Stated goal: Repeat each record exactly as written, and drop any images.

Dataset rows
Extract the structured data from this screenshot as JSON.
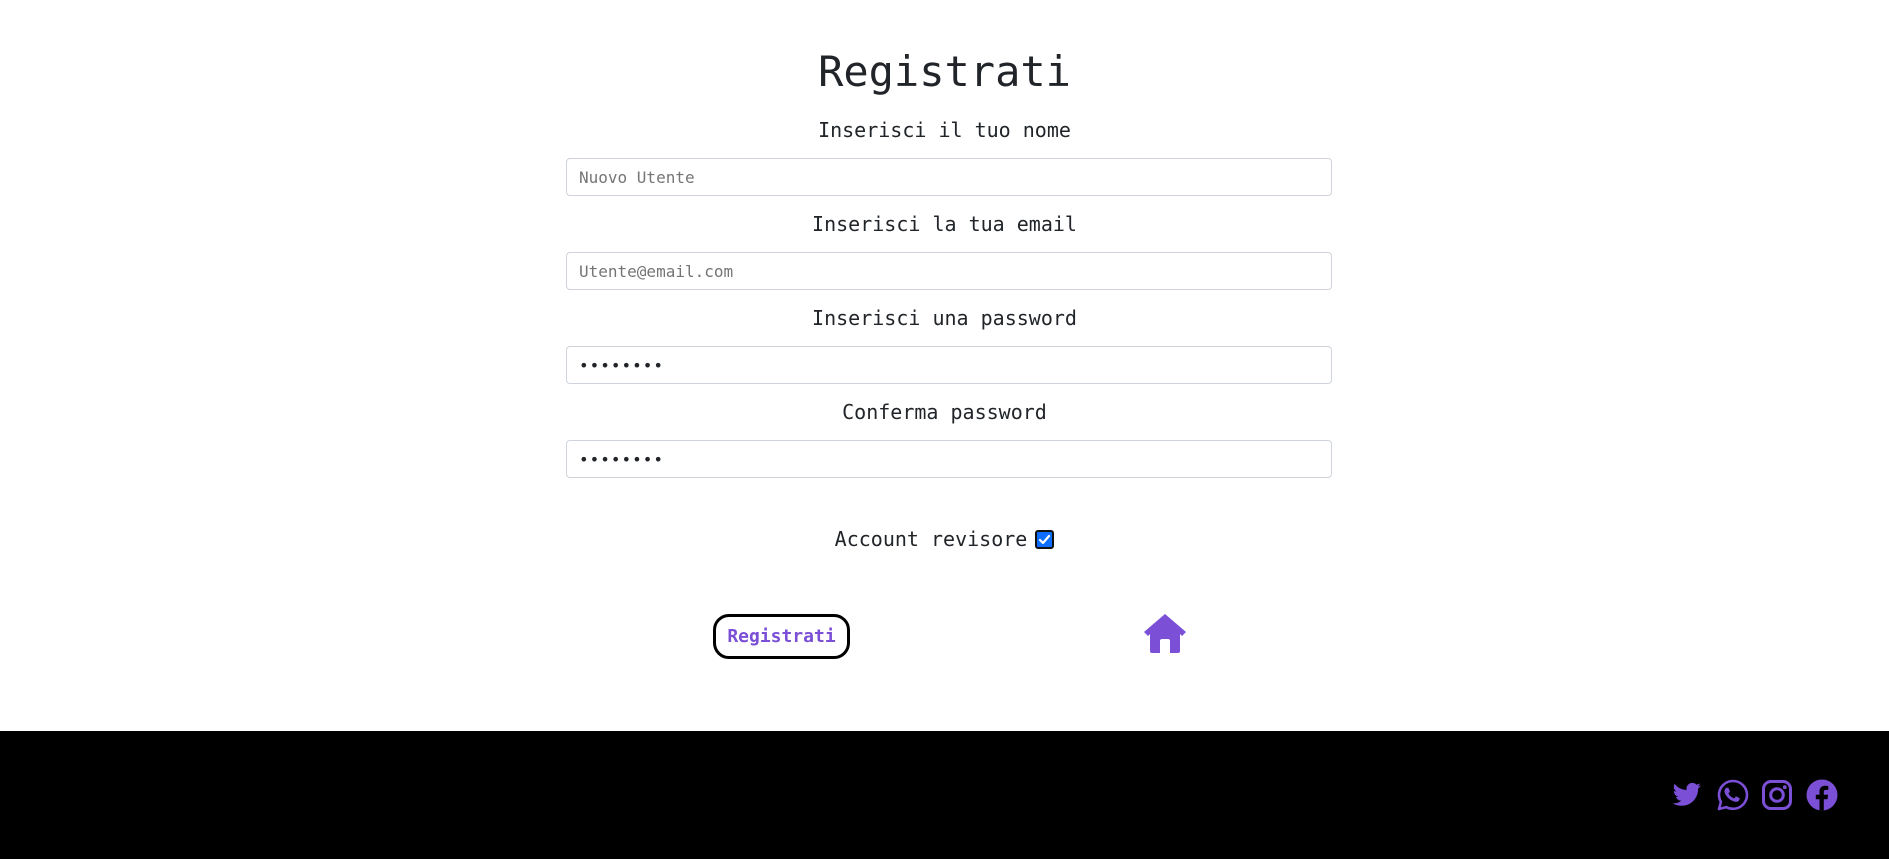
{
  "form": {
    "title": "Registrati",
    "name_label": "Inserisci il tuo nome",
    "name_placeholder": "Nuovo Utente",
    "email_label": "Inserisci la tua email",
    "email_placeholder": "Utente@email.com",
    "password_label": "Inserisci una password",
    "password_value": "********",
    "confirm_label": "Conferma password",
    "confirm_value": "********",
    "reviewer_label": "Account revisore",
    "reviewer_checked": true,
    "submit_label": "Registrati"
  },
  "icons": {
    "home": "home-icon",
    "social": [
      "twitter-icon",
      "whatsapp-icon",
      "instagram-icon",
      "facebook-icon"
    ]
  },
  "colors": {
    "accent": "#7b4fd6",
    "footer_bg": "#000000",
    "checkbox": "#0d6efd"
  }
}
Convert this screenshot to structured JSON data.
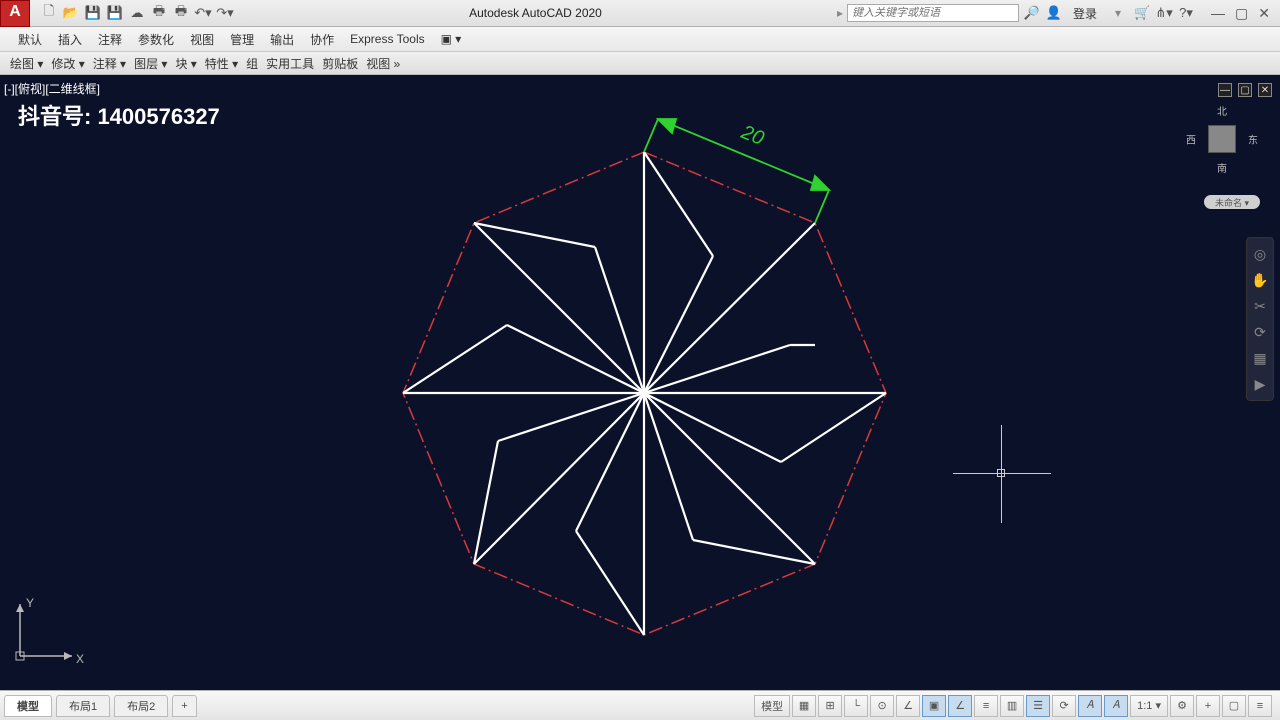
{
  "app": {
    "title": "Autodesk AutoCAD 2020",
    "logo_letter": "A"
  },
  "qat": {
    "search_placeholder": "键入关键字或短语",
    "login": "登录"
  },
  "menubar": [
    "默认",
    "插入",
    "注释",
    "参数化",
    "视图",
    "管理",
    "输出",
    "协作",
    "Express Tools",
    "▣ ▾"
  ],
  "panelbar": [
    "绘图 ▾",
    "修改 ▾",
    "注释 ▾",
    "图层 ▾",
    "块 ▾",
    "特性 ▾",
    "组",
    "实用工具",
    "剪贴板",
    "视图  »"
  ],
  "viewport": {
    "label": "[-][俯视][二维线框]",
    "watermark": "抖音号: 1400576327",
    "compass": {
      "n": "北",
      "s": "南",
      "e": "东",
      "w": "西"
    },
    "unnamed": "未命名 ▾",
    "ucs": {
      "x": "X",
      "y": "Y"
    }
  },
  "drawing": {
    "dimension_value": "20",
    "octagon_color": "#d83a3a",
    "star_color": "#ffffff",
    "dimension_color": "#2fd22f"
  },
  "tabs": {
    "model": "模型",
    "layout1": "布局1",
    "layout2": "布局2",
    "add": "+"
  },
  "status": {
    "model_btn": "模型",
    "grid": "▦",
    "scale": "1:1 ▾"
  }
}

Solution for this task:
Extract the structured data from this screenshot as JSON.
{
  "form": {
    "title": "Registrati",
    "name_label": "Inserisci il tuo nome",
    "name_placeholder": "Nuovo Utente",
    "email_label": "Inserisci la tua email",
    "email_placeholder": "Utente@email.com",
    "password_label": "Inserisci una password",
    "password_value": "********",
    "confirm_label": "Conferma password",
    "confirm_value": "********",
    "reviewer_label": "Account revisore",
    "reviewer_checked": true,
    "submit_label": "Registrati"
  },
  "icons": {
    "home": "home-icon",
    "social": [
      "twitter-icon",
      "whatsapp-icon",
      "instagram-icon",
      "facebook-icon"
    ]
  },
  "colors": {
    "accent": "#7b4fd6",
    "footer_bg": "#000000",
    "checkbox": "#0d6efd"
  }
}
Convert this screenshot to structured JSON data.
{
  "app": {
    "title": "Autodesk AutoCAD 2020",
    "logo_letter": "A"
  },
  "qat": {
    "search_placeholder": "键入关键字或短语",
    "login": "登录"
  },
  "menubar": [
    "默认",
    "插入",
    "注释",
    "参数化",
    "视图",
    "管理",
    "输出",
    "协作",
    "Express Tools",
    "▣ ▾"
  ],
  "panelbar": [
    "绘图 ▾",
    "修改 ▾",
    "注释 ▾",
    "图层 ▾",
    "块 ▾",
    "特性 ▾",
    "组",
    "实用工具",
    "剪贴板",
    "视图  »"
  ],
  "viewport": {
    "label": "[-][俯视][二维线框]",
    "watermark": "抖音号: 1400576327",
    "compass": {
      "n": "北",
      "s": "南",
      "e": "东",
      "w": "西"
    },
    "unnamed": "未命名 ▾",
    "ucs": {
      "x": "X",
      "y": "Y"
    }
  },
  "drawing": {
    "dimension_value": "20",
    "octagon_color": "#d83a3a",
    "star_color": "#ffffff",
    "dimension_color": "#2fd22f"
  },
  "tabs": {
    "model": "模型",
    "layout1": "布局1",
    "layout2": "布局2",
    "add": "+"
  },
  "status": {
    "model_btn": "模型",
    "grid": "▦",
    "scale": "1:1 ▾"
  }
}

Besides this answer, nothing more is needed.